# Work to do
Return every line below as is, leaving out the pictures.

____

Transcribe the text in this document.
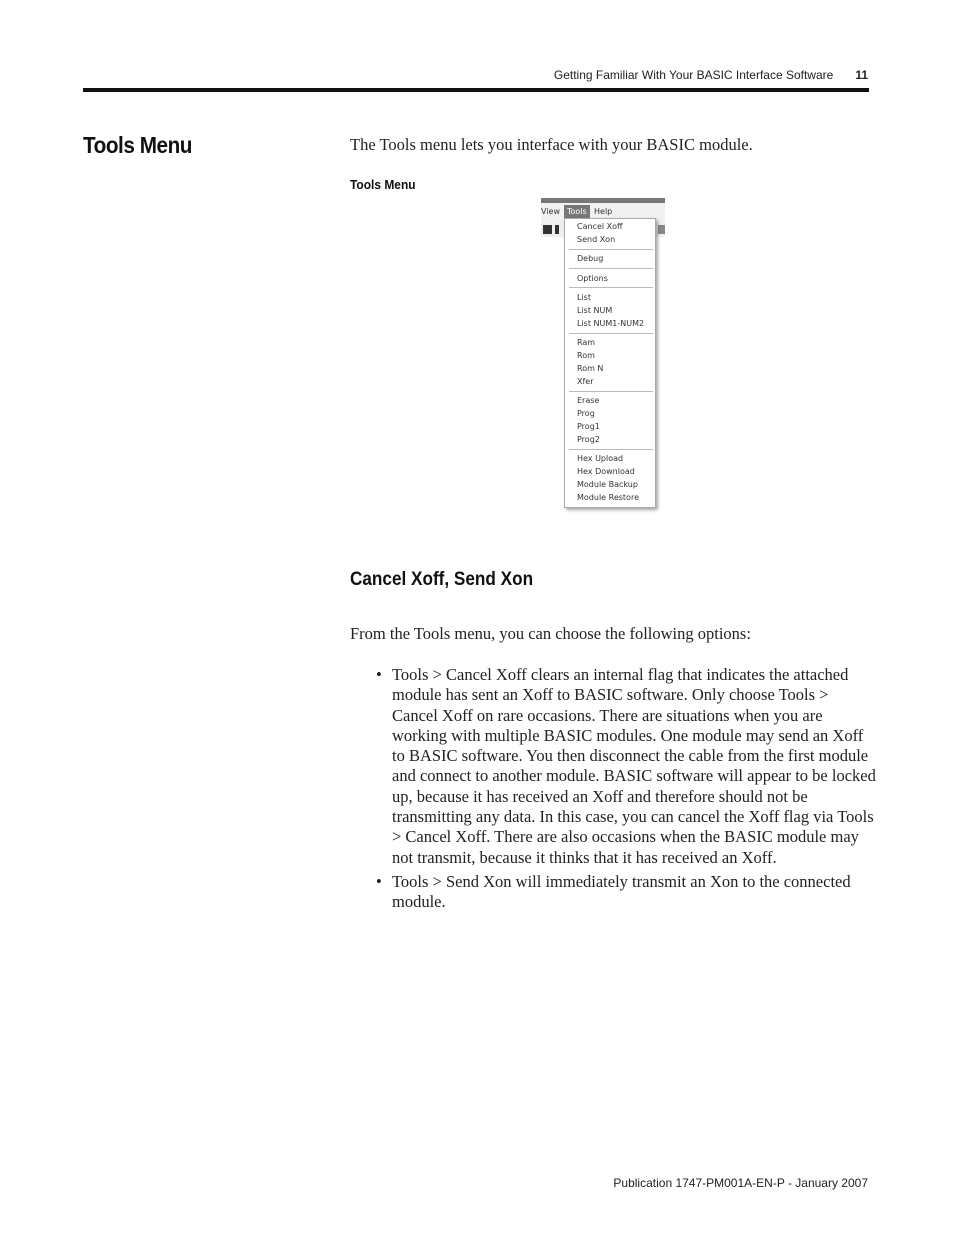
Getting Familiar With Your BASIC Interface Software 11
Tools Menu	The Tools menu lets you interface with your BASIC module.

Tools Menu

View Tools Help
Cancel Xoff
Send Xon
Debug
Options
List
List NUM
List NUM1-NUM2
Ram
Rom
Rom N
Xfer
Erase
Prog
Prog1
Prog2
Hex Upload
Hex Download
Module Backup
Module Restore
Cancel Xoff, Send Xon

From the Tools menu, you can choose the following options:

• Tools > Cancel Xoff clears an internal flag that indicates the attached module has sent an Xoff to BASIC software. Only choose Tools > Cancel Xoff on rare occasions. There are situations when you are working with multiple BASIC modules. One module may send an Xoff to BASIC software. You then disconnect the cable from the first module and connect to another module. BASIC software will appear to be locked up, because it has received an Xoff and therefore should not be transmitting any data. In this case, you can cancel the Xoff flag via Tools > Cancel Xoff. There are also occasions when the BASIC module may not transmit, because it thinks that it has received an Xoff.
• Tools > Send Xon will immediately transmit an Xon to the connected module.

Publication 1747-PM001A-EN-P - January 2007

____

# Written solution
Transcribe the text in this document.
Getting Familiar With Your BASIC Interface Software 11
Tools Menu	The Tools menu lets you interface with your BASIC module.

Tools Menu

View Tools Help
Cancel Xoff
Send Xon
Debug
Options
List
List NUM
List NUM1-NUM2
Ram
Rom
Rom N
Xfer
Erase
Prog
Prog1
Prog2
Hex Upload
Hex Download
Module Backup
Module Restore
Cancel Xoff, Send Xon

From the Tools menu, you can choose the following options:

• Tools > Cancel Xoff clears an internal flag that indicates the attached module has sent an Xoff to BASIC software. Only choose Tools > Cancel Xoff on rare occasions. There are situations when you are working with multiple BASIC modules. One module may send an Xoff to BASIC software. You then disconnect the cable from the first module and connect to another module. BASIC software will appear to be locked up, because it has received an Xoff and therefore should not be transmitting any data. In this case, you can cancel the Xoff flag via Tools > Cancel Xoff. There are also occasions when the BASIC module may not transmit, because it thinks that it has received an Xoff.
• Tools > Send Xon will immediately transmit an Xon to the connected module.

Publication 1747-PM001A-EN-P - January 2007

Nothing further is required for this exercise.